What the task requires
Retype each of the entries below exactly as written.

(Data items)
'''
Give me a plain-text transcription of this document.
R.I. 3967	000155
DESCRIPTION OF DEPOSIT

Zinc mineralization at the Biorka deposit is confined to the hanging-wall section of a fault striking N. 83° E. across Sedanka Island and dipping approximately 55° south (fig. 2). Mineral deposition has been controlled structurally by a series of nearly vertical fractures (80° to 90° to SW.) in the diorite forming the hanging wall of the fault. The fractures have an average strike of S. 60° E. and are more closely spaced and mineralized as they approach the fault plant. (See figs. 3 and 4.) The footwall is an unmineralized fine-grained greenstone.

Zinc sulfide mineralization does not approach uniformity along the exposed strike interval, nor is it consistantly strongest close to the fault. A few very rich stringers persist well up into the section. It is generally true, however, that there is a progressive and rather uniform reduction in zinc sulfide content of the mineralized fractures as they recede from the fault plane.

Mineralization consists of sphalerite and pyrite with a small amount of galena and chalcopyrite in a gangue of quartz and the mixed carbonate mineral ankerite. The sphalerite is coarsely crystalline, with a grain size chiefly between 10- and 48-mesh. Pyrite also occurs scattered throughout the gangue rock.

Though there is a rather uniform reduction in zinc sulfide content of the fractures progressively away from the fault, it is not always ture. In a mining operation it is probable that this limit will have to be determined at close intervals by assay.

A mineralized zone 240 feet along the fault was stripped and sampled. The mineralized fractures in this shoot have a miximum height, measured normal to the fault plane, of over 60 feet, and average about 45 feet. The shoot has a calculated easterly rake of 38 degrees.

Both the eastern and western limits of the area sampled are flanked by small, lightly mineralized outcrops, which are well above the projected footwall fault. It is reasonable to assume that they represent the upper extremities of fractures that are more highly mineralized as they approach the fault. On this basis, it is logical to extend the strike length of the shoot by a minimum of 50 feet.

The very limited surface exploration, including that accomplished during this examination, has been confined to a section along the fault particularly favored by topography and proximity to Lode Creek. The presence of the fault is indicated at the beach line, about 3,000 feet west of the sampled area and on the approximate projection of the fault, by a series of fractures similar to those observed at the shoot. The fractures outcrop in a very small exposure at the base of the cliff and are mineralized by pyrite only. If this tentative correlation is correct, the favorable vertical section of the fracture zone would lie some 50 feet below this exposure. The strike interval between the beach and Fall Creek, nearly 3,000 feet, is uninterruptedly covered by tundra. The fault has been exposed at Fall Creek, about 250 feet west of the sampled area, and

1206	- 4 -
'''
Answer to the problem
Give me a plain-text transcription of this document.
R.I. 3967	000155
DESCRIPTION OF DEPOSIT

Zinc mineralization at the Biorka deposit is confined to the hanging-wall section of a fault striking N. 83° E. across Sedanka Island and dipping approximately 55° south (fig. 2). Mineral deposition has been controlled structurally by a series of nearly vertical fractures (80° to 90° to SW.) in the diorite forming the hanging wall of the fault. The fractures have an average strike of S. 60° E. and are more closely spaced and mineralized as they approach the fault plant. (See figs. 3 and 4.) The footwall is an unmineralized fine-grained greenstone.

Zinc sulfide mineralization does not approach uniformity along the exposed strike interval, nor is it consistantly strongest close to the fault. A few very rich stringers persist well up into the section. It is generally true, however, that there is a progressive and rather uniform reduction in zinc sulfide content of the mineralized fractures as they recede from the fault plane.

Mineralization consists of sphalerite and pyrite with a small amount of galena and chalcopyrite in a gangue of quartz and the mixed carbonate mineral ankerite. The sphalerite is coarsely crystalline, with a grain size chiefly between 10- and 48-mesh. Pyrite also occurs scattered throughout the gangue rock.

Though there is a rather uniform reduction in zinc sulfide content of the fractures progressively away from the fault, it is not always ture. In a mining operation it is probable that this limit will have to be determined at close intervals by assay.

A mineralized zone 240 feet along the fault was stripped and sampled. The mineralized fractures in this shoot have a miximum height, measured normal to the fault plane, of over 60 feet, and average about 45 feet. The shoot has a calculated easterly rake of 38 degrees.

Both the eastern and western limits of the area sampled are flanked by small, lightly mineralized outcrops, which are well above the projected footwall fault. It is reasonable to assume that they represent the upper extremities of fractures that are more highly mineralized as they approach the fault. On this basis, it is logical to extend the strike length of the shoot by a minimum of 50 feet.

The very limited surface exploration, including that accomplished during this examination, has been confined to a section along the fault particularly favored by topography and proximity to Lode Creek. The presence of the fault is indicated at the beach line, about 3,000 feet west of the sampled area and on the approximate projection of the fault, by a series of fractures similar to those observed at the shoot. The fractures outcrop in a very small exposure at the base of the cliff and are mineralized by pyrite only. If this tentative correlation is correct, the favorable vertical section of the fracture zone would lie some 50 feet below this exposure. The strike interval between the beach and Fall Creek, nearly 3,000 feet, is uninterruptedly covered by tundra. The fault has been exposed at Fall Creek, about 250 feet west of the sampled area, and

1206	- 4 -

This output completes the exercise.